▸ What to work on:
Your task is to print all of the material verbatim.

▸ Information provided:
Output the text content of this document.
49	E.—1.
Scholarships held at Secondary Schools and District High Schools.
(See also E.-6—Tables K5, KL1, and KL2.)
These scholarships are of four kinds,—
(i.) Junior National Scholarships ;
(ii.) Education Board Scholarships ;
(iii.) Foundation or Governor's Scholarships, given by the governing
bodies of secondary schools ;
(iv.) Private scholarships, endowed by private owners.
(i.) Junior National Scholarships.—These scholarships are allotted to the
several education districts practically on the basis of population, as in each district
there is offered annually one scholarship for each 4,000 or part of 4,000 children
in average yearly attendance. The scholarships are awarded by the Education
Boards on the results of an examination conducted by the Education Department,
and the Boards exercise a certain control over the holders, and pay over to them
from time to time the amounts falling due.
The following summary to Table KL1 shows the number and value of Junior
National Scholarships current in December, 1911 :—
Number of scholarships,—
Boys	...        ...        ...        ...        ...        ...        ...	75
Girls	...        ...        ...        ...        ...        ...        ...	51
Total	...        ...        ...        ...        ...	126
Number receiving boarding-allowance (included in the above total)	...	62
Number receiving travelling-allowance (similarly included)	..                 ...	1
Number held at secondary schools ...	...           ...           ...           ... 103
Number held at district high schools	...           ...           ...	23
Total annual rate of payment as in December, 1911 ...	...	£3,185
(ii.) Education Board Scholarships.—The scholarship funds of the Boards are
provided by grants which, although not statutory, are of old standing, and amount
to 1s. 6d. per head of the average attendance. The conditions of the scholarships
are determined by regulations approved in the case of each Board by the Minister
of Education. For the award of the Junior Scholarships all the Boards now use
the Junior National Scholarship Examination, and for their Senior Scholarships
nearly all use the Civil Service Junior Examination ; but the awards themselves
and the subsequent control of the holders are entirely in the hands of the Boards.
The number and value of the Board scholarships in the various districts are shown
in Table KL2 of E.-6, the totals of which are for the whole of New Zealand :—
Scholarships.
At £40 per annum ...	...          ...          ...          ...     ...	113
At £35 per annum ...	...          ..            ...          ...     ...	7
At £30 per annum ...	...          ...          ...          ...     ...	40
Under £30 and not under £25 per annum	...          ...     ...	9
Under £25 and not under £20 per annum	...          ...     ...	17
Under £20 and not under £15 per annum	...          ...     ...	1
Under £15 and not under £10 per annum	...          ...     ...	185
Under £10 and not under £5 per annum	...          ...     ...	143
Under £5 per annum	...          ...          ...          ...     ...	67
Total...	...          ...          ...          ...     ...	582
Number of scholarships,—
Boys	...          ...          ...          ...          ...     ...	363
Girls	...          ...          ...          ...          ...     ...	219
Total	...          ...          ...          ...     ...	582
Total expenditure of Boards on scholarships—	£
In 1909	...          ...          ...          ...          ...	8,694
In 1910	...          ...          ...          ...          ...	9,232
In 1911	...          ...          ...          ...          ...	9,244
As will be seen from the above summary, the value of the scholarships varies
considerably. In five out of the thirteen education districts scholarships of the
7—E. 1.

▸ Final result:
Output the text content of this document.
49	E.—1.
Scholarships held at Secondary Schools and District High Schools.
(See also E.-6—Tables K5, KL1, and KL2.)
These scholarships are of four kinds,—
(i.) Junior National Scholarships ;
(ii.) Education Board Scholarships ;
(iii.) Foundation or Governor's Scholarships, given by the governing
bodies of secondary schools ;
(iv.) Private scholarships, endowed by private owners.
(i.) Junior National Scholarships.—These scholarships are allotted to the
several education districts practically on the basis of population, as in each district
there is offered annually one scholarship for each 4,000 or part of 4,000 children
in average yearly attendance. The scholarships are awarded by the Education
Boards on the results of an examination conducted by the Education Department,
and the Boards exercise a certain control over the holders, and pay over to them
from time to time the amounts falling due.
The following summary to Table KL1 shows the number and value of Junior
National Scholarships current in December, 1911 :—
Number of scholarships,—
Boys	...        ...        ...        ...        ...        ...        ...	75
Girls	...        ...        ...        ...        ...        ...        ...	51
Total	...        ...        ...        ...        ...	126
Number receiving boarding-allowance (included in the above total)	...	62
Number receiving travelling-allowance (similarly included)	..                 ...	1
Number held at secondary schools ...	...           ...           ...           ... 103
Number held at district high schools	...           ...           ...	23
Total annual rate of payment as in December, 1911 ...	...	£3,185
(ii.) Education Board Scholarships.—The scholarship funds of the Boards are
provided by grants which, although not statutory, are of old standing, and amount
to 1s. 6d. per head of the average attendance. The conditions of the scholarships
are determined by regulations approved in the case of each Board by the Minister
of Education. For the award of the Junior Scholarships all the Boards now use
the Junior National Scholarship Examination, and for their Senior Scholarships
nearly all use the Civil Service Junior Examination ; but the awards themselves
and the subsequent control of the holders are entirely in the hands of the Boards.
The number and value of the Board scholarships in the various districts are shown
in Table KL2 of E.-6, the totals of which are for the whole of New Zealand :—
Scholarships.
At £40 per annum ...	...          ...          ...          ...     ...	113
At £35 per annum ...	...          ..            ...          ...     ...	7
At £30 per annum ...	...          ...          ...          ...     ...	40
Under £30 and not under £25 per annum	...          ...     ...	9
Under £25 and not under £20 per annum	...          ...     ...	17
Under £20 and not under £15 per annum	...          ...     ...	1
Under £15 and not under £10 per annum	...          ...     ...	185
Under £10 and not under £5 per annum	...          ...     ...	143
Under £5 per annum	...          ...          ...          ...     ...	67
Total...	...          ...          ...          ...     ...	582
Number of scholarships,—
Boys	...          ...          ...          ...          ...     ...	363
Girls	...          ...          ...          ...          ...     ...	219
Total	...          ...          ...          ...     ...	582
Total expenditure of Boards on scholarships—	£
In 1909	...          ...          ...          ...          ...	8,694
In 1910	...          ...          ...          ...          ...	9,232
In 1911	...          ...          ...          ...          ...	9,244
As will be seen from the above summary, the value of the scholarships varies
considerably. In five out of the thirteen education districts scholarships of the
7—E. 1.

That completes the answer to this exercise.